■ Set problem ■
Transcribe all records exactly.

■ Task material ■
((

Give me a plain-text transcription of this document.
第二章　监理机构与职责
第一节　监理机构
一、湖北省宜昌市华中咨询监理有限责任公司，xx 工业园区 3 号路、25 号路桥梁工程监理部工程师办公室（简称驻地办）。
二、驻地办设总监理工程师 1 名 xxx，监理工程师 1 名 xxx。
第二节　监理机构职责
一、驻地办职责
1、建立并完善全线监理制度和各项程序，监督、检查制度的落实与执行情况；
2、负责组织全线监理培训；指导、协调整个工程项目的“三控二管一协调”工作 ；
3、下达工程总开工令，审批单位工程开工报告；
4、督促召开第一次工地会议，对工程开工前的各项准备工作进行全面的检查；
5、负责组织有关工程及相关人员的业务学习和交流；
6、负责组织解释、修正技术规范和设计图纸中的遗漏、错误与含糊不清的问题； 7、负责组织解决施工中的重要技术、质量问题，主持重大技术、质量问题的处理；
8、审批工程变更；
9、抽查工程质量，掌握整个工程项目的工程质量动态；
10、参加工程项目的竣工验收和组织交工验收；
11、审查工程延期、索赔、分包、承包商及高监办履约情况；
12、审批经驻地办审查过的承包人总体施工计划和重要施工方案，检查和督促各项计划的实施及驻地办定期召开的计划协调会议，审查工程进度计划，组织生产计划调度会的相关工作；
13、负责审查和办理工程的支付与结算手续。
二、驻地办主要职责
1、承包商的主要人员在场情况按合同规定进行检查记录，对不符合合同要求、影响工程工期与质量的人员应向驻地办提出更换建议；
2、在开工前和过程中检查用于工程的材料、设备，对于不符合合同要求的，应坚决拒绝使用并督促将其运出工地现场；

))

■ Answer to this problem ■
Give me a plain-text transcription of this document.
第二章　监理机构与职责
第一节　监理机构
一、湖北省宜昌市华中咨询监理有限责任公司，xx 工业园区 3 号路、25 号路桥梁工程监理部工程师办公室（简称驻地办）。
二、驻地办设总监理工程师 1 名 xxx，监理工程师 1 名 xxx。
第二节　监理机构职责
一、驻地办职责
1、建立并完善全线监理制度和各项程序，监督、检查制度的落实与执行情况；
2、负责组织全线监理培训；指导、协调整个工程项目的“三控二管一协调”工作 ；
3、下达工程总开工令，审批单位工程开工报告；
4、督促召开第一次工地会议，对工程开工前的各项准备工作进行全面的检查；
5、负责组织有关工程及相关人员的业务学习和交流；
6、负责组织解释、修正技术规范和设计图纸中的遗漏、错误与含糊不清的问题； 7、负责组织解决施工中的重要技术、质量问题，主持重大技术、质量问题的处理；
8、审批工程变更；
9、抽查工程质量，掌握整个工程项目的工程质量动态；
10、参加工程项目的竣工验收和组织交工验收；
11、审查工程延期、索赔、分包、承包商及高监办履约情况；
12、审批经驻地办审查过的承包人总体施工计划和重要施工方案，检查和督促各项计划的实施及驻地办定期召开的计划协调会议，审查工程进度计划，组织生产计划调度会的相关工作；
13、负责审查和办理工程的支付与结算手续。
二、驻地办主要职责
1、承包商的主要人员在场情况按合同规定进行检查记录，对不符合合同要求、影响工程工期与质量的人员应向驻地办提出更换建议；
2、在开工前和过程中检查用于工程的材料、设备，对于不符合合同要求的，应坚决拒绝使用并督促将其运出工地现场；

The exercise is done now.